Extrait du document
<<<<

Des responsables associatifs ainsi que des citoyens français et britanniques réunis au sein d’un collectif dénoncent dans une tribune publiée dans Le Monde l’accord franco-britannique "un pour un" conclu en juillet dernier pour tenter d’enrayer les traversées illégales. Les défenseurs des droits craignent qu’il ne remette en cause le droit d’asile et précarise d’avantage la situation des exilés. Entretien avec Stella Bosc, responsable communication de l’Auberge des Migrants, une association qui opère dans le nord de la France et qui est signataire de la tribune. (...)
Stella Bosc : Les personnes migrantes qui déposent une demande d’asile doivent avoir une évaluation individuelle. Cela ne doit pas se faire de manière aléatoire. Parmi les critères publiés par le Home Office [équivalent du ministère de l’Intérieur, ndlr] pour pouvoir obtenir l’asile se trouve la question de la nationalité et des quotas ont été fixés. Selon nous, c’est une manière de bafouer le droit d’asile qui devrait permettre à toutes les personnes d’avoir une évaluation propre de leur parcours. Nous refusons que le droit d’asile soit transformé en loterie.
Avec cet accord, le fait de traverser en "small boat" est considéré comme un acte quasi criminel et les personnes arrivées au Royaume-Uni par ce biais risquent d’être enfermées dans l’attente de leur renvoi vers la France.

>>>>

(Listes des éléments de mise en page encadrés)
<<<<

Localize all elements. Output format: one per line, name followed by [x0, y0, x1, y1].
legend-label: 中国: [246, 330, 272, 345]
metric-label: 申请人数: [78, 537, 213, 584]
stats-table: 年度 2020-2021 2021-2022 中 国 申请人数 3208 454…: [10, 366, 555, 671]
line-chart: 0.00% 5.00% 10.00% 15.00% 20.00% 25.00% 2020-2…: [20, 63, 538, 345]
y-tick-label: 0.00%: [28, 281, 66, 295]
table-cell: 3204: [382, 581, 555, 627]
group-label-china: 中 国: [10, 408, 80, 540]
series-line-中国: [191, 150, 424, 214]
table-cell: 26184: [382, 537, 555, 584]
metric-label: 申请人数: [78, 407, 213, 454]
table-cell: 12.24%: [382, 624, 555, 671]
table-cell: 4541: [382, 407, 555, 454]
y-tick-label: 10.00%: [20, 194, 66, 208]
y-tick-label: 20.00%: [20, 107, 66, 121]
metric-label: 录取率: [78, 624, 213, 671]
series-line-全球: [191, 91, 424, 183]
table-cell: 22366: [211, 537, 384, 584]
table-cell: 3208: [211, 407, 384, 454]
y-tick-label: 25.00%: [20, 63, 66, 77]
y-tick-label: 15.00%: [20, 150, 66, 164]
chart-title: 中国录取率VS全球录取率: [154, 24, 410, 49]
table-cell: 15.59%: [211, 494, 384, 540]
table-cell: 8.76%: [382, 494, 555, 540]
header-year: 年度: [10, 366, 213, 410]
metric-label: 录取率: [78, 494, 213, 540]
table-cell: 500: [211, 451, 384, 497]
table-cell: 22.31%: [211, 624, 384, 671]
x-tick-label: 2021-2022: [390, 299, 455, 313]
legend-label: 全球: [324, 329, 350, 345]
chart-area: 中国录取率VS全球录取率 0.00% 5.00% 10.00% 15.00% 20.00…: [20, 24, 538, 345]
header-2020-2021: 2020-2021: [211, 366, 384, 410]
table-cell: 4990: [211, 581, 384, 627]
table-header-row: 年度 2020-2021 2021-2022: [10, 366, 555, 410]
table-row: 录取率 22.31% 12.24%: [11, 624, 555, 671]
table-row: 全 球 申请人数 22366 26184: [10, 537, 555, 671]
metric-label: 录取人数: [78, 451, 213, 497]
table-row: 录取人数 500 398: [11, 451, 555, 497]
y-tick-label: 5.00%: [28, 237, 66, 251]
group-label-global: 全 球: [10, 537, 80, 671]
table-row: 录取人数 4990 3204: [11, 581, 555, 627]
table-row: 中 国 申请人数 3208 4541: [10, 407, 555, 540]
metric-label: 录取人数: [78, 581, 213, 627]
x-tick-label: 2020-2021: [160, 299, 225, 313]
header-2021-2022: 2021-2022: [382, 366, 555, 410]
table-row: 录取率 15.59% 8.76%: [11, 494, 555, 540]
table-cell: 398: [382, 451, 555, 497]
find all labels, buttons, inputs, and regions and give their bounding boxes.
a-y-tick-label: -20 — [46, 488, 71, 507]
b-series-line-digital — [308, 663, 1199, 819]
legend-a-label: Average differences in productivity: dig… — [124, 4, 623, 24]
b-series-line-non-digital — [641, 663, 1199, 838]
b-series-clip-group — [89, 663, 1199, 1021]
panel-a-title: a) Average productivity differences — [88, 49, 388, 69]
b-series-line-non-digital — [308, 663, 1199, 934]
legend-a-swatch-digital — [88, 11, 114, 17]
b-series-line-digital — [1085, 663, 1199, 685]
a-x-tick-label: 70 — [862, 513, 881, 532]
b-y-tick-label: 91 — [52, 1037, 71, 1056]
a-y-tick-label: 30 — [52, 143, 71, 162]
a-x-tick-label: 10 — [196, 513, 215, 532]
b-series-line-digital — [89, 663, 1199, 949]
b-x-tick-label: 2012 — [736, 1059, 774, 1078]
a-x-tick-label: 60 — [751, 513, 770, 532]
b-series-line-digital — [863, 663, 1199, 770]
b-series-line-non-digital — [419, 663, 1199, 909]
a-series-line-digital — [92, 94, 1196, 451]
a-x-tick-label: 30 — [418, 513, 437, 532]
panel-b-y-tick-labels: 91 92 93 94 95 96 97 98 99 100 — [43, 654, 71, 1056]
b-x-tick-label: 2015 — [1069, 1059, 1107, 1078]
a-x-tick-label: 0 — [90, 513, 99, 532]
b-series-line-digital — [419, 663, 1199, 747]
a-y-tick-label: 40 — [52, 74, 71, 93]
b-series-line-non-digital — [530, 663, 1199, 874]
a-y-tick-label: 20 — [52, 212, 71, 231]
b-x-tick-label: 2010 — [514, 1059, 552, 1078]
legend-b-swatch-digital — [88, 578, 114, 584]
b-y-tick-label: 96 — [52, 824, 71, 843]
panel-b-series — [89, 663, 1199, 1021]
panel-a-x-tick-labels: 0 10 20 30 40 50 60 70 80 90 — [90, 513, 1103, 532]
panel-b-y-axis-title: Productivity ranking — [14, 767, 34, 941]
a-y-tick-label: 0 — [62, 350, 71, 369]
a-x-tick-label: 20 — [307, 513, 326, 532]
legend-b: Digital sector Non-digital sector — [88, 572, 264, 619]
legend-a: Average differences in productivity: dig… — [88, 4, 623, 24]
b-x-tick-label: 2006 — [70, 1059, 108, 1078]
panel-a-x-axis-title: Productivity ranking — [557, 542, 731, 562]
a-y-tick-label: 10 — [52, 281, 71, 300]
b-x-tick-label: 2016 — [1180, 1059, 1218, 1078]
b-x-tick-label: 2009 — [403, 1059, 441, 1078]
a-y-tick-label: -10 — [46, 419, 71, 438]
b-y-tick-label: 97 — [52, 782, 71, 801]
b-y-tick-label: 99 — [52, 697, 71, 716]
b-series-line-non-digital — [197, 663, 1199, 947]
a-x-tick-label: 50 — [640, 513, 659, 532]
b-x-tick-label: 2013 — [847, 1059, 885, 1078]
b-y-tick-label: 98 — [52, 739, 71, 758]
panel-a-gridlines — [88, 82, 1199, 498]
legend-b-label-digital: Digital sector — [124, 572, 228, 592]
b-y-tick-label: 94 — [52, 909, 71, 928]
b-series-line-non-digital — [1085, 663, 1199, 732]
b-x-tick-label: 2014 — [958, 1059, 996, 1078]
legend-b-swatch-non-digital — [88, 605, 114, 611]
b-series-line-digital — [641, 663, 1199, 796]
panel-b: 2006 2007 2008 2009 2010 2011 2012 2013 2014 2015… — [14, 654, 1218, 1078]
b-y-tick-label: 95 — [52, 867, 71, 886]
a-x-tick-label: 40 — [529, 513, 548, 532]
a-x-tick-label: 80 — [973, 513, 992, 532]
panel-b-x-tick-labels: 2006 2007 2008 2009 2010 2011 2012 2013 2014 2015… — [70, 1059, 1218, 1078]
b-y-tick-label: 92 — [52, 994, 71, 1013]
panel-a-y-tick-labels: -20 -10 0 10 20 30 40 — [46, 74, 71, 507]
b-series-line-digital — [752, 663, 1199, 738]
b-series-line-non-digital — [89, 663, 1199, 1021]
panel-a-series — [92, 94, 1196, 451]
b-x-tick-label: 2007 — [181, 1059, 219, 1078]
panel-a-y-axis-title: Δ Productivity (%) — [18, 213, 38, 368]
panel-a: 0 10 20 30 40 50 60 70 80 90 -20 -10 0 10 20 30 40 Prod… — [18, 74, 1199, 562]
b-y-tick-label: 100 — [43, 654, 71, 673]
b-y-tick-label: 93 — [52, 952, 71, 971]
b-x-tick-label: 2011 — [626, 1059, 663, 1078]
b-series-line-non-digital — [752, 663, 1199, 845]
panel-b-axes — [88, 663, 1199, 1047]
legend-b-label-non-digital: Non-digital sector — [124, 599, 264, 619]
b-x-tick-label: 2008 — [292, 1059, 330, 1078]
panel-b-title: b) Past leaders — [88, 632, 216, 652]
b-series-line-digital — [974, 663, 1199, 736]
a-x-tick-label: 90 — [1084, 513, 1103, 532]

>>>>

Consigne écrite 1
D'après l'extrait, de quelle association Stella Bosc est-elle responsable communication ?
Consigne écrite 2
Dans l'extrait, recopie le passage qui commence par « Stella Bosc : Les » et va jusqu'à « vers la France. », en renommant « Home Office » en « ministère britannique de l'Intérieur ».
Consigne écrite 3
Pour chacune des affirmations suivantes, dis si elle est conforme à l'extrait en répondant par oui ou par non, et cite les mots de l'extrait qui le montrent.
(a) L'accord « un pour un » a été conclu en juillet dernier.
(b) L'Auberge des Migrants agit dans le sud de la France.
(c) Selon Stella Bosc, une demande d'asile peut être examinée au hasard.

Corrigé complet 1
De l'Auberge des Migrants.

Corrigé complet 2
Stella Bosc : Les personnes migrantes qui déposent une demande d’asile doivent avoir une évaluation individuelle. Cela ne doit pas se faire de manière aléatoire. Parmi les critères publiés par le ministère britannique de l'Intérieur [équivalent du ministère de l’Intérieur, ndlr] pour pouvoir obtenir l’asile se trouve la question de la nationalité et des quotas ont été fixés. Selon nous, c’est une manière de bafouer le droit d’asile qui devrait permettre à toutes les personnes d’avoir une évaluation propre de leur parcours. Nous refusons que le droit d’asile soit transformé en loterie.
Avec cet accord, le fait de traverser en "small boat" est considéré comme un acte quasi criminel et les personnes arrivées au Royaume-Uni par ce biais risquent d’être enfermées dans l’attente de leur renvoi vers la France.

Corrigé complet 3
(a) Oui : « conclu en juillet dernier ».
(b) Non : « une association qui opère dans le nord de la France ».
(c) Non : « Cela ne doit pas se faire de manière aléatoire. »